§ Problem statement
All of the records below should be output exactly.

*** Data entries ***

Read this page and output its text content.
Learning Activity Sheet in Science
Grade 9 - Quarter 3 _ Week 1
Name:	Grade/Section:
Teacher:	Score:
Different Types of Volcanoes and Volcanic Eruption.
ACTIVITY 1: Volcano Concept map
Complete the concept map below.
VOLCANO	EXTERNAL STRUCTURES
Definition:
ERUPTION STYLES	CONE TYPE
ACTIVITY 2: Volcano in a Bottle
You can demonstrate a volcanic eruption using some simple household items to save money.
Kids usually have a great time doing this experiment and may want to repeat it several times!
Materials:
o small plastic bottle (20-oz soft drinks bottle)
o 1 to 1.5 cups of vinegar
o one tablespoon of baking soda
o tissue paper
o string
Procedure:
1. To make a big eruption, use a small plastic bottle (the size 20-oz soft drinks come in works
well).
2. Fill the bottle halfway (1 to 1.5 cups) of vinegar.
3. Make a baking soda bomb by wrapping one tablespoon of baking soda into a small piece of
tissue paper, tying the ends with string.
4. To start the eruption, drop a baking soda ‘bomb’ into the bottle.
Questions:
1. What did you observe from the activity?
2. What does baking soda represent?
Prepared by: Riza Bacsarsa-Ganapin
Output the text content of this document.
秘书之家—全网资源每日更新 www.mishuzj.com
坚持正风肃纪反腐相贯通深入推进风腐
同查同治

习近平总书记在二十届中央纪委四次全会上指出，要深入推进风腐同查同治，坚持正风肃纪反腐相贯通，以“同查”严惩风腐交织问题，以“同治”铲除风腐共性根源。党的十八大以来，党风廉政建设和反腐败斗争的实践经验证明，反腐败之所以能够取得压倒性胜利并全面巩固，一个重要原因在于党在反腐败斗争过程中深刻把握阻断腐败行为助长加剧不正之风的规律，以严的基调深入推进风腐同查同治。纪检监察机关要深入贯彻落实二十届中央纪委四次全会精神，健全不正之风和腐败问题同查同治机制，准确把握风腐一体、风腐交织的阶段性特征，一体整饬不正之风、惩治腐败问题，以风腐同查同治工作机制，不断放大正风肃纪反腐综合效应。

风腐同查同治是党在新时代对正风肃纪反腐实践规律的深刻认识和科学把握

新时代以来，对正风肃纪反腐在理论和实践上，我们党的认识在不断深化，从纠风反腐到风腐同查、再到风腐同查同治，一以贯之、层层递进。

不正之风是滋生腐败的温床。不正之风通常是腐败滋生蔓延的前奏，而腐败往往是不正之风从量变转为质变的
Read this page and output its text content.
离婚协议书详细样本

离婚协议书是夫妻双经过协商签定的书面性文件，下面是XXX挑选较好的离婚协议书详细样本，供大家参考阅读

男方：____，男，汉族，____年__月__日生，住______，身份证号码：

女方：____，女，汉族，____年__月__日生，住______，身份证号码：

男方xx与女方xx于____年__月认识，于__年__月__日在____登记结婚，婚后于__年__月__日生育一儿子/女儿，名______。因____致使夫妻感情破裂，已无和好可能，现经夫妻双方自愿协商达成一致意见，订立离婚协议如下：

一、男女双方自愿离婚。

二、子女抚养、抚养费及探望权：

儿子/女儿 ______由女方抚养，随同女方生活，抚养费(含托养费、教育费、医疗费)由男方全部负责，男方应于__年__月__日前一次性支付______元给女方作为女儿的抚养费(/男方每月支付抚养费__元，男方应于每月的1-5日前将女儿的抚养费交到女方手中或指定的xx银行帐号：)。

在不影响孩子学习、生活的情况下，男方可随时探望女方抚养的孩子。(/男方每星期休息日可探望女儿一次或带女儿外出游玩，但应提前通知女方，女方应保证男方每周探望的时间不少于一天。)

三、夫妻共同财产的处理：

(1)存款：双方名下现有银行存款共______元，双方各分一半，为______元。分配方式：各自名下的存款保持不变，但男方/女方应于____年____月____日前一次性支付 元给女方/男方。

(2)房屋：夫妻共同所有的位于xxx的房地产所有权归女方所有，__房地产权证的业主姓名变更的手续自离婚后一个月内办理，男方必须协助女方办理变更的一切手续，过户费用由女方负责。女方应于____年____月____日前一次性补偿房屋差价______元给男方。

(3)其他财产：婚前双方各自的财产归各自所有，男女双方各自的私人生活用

***

§ Written solution
Read this page and output its text content.
Learning Activity Sheet in Science
Grade 9 - Quarter 3 _ Week 1
Name:	Grade/Section:
Teacher:	Score:
Different Types of Volcanoes and Volcanic Eruption.
ACTIVITY 1: Volcano Concept map
Complete the concept map below.
VOLCANO	EXTERNAL STRUCTURES
Definition:
ERUPTION STYLES	CONE TYPE
ACTIVITY 2: Volcano in a Bottle
You can demonstrate a volcanic eruption using some simple household items to save money.
Kids usually have a great time doing this experiment and may want to repeat it several times!
Materials:
o small plastic bottle (20-oz soft drinks bottle)
o 1 to 1.5 cups of vinegar
o one tablespoon of baking soda
o tissue paper
o string
Procedure:
1. To make a big eruption, use a small plastic bottle (the size 20-oz soft drinks come in works
well).
2. Fill the bottle halfway (1 to 1.5 cups) of vinegar.
3. Make a baking soda bomb by wrapping one tablespoon of baking soda into a small piece of
tissue paper, tying the ends with string.
4. To start the eruption, drop a baking soda ‘bomb’ into the bottle.
Questions:
1. What did you observe from the activity?
2. What does baking soda represent?
Prepared by: Riza Bacsarsa-Ganapin
Output the text content of this document.
秘书之家—全网资源每日更新 www.mishuzj.com
坚持正风肃纪反腐相贯通深入推进风腐
同查同治

习近平总书记在二十届中央纪委四次全会上指出，要深入推进风腐同查同治，坚持正风肃纪反腐相贯通，以“同查”严惩风腐交织问题，以“同治”铲除风腐共性根源。党的十八大以来，党风廉政建设和反腐败斗争的实践经验证明，反腐败之所以能够取得压倒性胜利并全面巩固，一个重要原因在于党在反腐败斗争过程中深刻把握阻断腐败行为助长加剧不正之风的规律，以严的基调深入推进风腐同查同治。纪检监察机关要深入贯彻落实二十届中央纪委四次全会精神，健全不正之风和腐败问题同查同治机制，准确把握风腐一体、风腐交织的阶段性特征，一体整饬不正之风、惩治腐败问题，以风腐同查同治工作机制，不断放大正风肃纪反腐综合效应。

风腐同查同治是党在新时代对正风肃纪反腐实践规律的深刻认识和科学把握

新时代以来，对正风肃纪反腐在理论和实践上，我们党的认识在不断深化，从纠风反腐到风腐同查、再到风腐同查同治，一以贯之、层层递进。

不正之风是滋生腐败的温床。不正之风通常是腐败滋生蔓延的前奏，而腐败往往是不正之风从量变转为质变的
Read this page and output its text content.
离婚协议书详细样本

离婚协议书是夫妻双经过协商签定的书面性文件，下面是XXX挑选较好的离婚协议书详细样本，供大家参考阅读

男方：____，男，汉族，____年__月__日生，住______，身份证号码：

女方：____，女，汉族，____年__月__日生，住______，身份证号码：

男方xx与女方xx于____年__月认识，于__年__月__日在____登记结婚，婚后于__年__月__日生育一儿子/女儿，名______。因____致使夫妻感情破裂，已无和好可能，现经夫妻双方自愿协商达成一致意见，订立离婚协议如下：

一、男女双方自愿离婚。

二、子女抚养、抚养费及探望权：

儿子/女儿 ______由女方抚养，随同女方生活，抚养费(含托养费、教育费、医疗费)由男方全部负责，男方应于__年__月__日前一次性支付______元给女方作为女儿的抚养费(/男方每月支付抚养费__元，男方应于每月的1-5日前将女儿的抚养费交到女方手中或指定的xx银行帐号：)。

在不影响孩子学习、生活的情况下，男方可随时探望女方抚养的孩子。(/男方每星期休息日可探望女儿一次或带女儿外出游玩，但应提前通知女方，女方应保证男方每周探望的时间不少于一天。)

三、夫妻共同财产的处理：

(1)存款：双方名下现有银行存款共______元，双方各分一半，为______元。分配方式：各自名下的存款保持不变，但男方/女方应于____年____月____日前一次性支付 元给女方/男方。

(2)房屋：夫妻共同所有的位于xxx的房地产所有权归女方所有，__房地产权证的业主姓名变更的手续自离婚后一个月内办理，男方必须协助女方办理变更的一切手续，过户费用由女方负责。女方应于____年____月____日前一次性补偿房屋差价______元给男方。

(3)其他财产：婚前双方各自的财产归各自所有，男女双方各自的私人生活用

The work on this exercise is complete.